#### [DIRECTIVE]
Copy out each line in the material below that has the word "semi".

═══

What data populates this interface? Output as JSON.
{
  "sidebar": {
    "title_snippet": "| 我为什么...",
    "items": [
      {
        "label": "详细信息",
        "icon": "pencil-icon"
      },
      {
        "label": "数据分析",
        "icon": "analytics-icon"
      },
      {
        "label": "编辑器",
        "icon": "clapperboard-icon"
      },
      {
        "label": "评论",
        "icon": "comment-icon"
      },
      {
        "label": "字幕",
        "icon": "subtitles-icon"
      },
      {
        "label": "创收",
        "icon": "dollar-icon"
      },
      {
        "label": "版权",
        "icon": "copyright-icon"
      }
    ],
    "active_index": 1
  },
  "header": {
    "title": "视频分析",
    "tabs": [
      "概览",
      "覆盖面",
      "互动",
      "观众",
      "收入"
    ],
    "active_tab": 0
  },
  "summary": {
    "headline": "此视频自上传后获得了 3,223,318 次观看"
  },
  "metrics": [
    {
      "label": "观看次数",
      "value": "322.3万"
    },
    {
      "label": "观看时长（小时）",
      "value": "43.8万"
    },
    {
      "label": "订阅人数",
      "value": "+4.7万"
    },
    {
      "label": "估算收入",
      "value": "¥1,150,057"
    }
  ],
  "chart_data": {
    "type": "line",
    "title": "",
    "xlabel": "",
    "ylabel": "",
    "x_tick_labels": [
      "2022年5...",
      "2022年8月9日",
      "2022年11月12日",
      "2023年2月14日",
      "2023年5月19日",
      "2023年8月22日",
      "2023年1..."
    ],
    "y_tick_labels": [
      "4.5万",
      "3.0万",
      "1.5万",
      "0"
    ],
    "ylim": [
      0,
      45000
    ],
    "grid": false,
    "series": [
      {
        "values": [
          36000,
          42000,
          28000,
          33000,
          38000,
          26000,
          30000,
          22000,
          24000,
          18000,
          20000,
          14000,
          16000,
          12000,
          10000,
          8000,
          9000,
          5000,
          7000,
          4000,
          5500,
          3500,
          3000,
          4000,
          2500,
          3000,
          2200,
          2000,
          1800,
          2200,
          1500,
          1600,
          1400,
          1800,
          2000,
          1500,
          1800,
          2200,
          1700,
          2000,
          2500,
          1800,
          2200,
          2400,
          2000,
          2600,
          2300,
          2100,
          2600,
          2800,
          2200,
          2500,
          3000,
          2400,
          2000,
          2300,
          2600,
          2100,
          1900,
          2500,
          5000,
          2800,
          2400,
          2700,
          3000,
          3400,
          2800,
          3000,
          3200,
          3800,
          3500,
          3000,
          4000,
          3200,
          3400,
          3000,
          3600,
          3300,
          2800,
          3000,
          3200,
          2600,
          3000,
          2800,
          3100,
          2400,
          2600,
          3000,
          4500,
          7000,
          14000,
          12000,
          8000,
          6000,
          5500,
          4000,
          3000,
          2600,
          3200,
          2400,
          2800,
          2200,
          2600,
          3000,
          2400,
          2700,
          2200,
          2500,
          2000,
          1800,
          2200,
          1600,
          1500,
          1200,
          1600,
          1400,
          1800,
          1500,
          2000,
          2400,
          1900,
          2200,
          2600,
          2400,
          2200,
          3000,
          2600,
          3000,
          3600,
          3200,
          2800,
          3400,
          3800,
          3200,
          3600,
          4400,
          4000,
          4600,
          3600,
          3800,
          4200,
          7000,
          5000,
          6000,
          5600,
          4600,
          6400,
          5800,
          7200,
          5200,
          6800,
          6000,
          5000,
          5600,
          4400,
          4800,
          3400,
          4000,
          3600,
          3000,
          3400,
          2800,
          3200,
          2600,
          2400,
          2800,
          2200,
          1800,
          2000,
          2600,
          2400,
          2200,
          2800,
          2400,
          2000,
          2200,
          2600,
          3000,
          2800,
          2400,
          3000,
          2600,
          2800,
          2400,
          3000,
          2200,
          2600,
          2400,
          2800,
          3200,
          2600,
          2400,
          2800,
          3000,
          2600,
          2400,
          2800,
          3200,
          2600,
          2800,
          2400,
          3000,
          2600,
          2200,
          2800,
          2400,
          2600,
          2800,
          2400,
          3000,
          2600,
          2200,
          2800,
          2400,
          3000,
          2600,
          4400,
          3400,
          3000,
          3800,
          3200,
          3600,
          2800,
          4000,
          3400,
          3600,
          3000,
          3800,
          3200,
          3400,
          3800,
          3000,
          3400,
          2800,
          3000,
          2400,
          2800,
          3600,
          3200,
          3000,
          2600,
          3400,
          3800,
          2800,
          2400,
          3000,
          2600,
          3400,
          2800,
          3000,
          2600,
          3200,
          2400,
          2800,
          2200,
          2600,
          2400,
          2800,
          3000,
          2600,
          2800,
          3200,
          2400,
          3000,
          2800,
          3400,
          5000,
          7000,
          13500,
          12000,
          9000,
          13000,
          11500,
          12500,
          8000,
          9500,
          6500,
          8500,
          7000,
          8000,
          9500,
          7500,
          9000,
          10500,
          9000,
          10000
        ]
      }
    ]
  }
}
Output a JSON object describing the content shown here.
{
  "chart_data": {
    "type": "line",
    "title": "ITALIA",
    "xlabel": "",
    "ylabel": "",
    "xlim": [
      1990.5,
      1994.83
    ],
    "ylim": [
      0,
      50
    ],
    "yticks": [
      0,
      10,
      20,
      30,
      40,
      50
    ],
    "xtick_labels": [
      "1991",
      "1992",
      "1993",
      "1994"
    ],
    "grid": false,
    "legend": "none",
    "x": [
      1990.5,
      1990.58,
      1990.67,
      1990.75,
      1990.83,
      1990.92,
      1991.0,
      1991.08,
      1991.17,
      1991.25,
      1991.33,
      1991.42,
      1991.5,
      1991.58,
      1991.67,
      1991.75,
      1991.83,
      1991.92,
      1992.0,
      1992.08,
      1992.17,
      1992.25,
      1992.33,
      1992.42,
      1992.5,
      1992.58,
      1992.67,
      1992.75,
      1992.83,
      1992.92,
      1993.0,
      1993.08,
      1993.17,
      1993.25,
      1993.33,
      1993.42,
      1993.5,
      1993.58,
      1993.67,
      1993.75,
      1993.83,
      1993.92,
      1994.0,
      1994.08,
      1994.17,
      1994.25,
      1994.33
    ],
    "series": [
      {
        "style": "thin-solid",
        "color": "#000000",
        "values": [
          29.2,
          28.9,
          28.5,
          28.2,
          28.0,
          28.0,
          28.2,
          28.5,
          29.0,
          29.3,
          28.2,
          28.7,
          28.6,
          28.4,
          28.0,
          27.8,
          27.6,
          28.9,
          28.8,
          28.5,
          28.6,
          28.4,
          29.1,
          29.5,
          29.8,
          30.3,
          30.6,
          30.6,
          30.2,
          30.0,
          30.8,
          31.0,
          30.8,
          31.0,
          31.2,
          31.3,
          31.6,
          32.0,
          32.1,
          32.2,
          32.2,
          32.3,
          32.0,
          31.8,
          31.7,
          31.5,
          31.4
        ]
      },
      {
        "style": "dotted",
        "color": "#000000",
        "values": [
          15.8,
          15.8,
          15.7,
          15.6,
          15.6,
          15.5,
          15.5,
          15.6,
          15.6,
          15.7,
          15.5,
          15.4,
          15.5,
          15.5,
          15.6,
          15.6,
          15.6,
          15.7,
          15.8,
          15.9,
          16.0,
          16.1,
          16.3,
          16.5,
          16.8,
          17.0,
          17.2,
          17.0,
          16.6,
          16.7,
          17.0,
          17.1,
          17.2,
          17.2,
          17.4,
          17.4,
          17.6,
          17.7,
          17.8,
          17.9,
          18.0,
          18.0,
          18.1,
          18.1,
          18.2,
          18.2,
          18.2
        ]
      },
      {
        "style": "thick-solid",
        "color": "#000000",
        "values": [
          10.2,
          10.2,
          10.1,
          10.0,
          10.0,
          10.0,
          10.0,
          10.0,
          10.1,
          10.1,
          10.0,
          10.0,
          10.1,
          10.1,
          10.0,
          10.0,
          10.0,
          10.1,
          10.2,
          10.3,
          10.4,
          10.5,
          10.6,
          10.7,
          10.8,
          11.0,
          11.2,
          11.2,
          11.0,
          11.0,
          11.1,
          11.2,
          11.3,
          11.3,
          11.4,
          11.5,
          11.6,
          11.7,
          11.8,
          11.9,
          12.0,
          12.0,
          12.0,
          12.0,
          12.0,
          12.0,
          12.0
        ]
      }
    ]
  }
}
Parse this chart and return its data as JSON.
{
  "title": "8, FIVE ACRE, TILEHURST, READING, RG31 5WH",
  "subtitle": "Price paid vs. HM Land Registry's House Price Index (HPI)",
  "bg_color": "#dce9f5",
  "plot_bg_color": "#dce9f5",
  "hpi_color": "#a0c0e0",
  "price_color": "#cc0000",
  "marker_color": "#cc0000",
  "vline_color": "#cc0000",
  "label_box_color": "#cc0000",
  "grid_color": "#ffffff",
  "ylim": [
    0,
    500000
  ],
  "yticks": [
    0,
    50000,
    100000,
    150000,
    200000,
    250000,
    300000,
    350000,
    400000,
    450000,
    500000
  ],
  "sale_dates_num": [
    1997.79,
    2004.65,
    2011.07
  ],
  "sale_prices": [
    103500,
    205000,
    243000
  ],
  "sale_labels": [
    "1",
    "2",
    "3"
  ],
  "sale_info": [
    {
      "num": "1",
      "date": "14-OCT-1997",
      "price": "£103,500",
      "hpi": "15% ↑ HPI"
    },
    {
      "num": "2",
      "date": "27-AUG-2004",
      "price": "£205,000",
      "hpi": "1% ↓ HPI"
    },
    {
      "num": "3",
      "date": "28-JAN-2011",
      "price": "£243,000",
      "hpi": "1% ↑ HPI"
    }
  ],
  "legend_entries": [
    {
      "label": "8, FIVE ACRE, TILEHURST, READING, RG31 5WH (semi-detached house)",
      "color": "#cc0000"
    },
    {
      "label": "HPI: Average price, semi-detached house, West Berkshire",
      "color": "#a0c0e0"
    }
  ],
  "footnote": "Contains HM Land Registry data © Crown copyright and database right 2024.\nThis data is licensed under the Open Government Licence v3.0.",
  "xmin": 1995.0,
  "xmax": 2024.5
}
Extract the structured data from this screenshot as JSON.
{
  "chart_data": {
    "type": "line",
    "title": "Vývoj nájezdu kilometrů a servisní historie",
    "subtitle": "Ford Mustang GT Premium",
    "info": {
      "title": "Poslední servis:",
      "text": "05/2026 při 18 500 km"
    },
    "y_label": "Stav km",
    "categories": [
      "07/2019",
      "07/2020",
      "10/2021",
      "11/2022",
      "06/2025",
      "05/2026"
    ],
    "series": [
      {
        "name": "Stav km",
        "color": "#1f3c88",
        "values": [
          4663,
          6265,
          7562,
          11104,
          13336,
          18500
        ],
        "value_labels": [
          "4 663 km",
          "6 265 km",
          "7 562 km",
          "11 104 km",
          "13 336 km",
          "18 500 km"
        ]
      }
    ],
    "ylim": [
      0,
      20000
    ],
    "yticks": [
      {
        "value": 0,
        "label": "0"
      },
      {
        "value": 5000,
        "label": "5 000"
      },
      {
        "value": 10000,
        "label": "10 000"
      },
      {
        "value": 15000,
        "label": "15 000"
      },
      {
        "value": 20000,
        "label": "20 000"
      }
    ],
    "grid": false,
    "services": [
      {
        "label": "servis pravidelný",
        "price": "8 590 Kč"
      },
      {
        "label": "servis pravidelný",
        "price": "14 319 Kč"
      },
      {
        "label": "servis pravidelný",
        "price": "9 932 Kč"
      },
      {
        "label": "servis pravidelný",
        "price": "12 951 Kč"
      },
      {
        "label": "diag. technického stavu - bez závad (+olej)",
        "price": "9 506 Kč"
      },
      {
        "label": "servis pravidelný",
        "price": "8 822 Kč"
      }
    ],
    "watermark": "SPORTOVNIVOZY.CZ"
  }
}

═══

#### [WRITTEN RESPONSE]
      "label": "8, FIVE ACRE, TILEHURST, READING, RG31 5WH (semi-detached house)",
      "label": "HPI: Average price, semi-detached house, West Berkshire",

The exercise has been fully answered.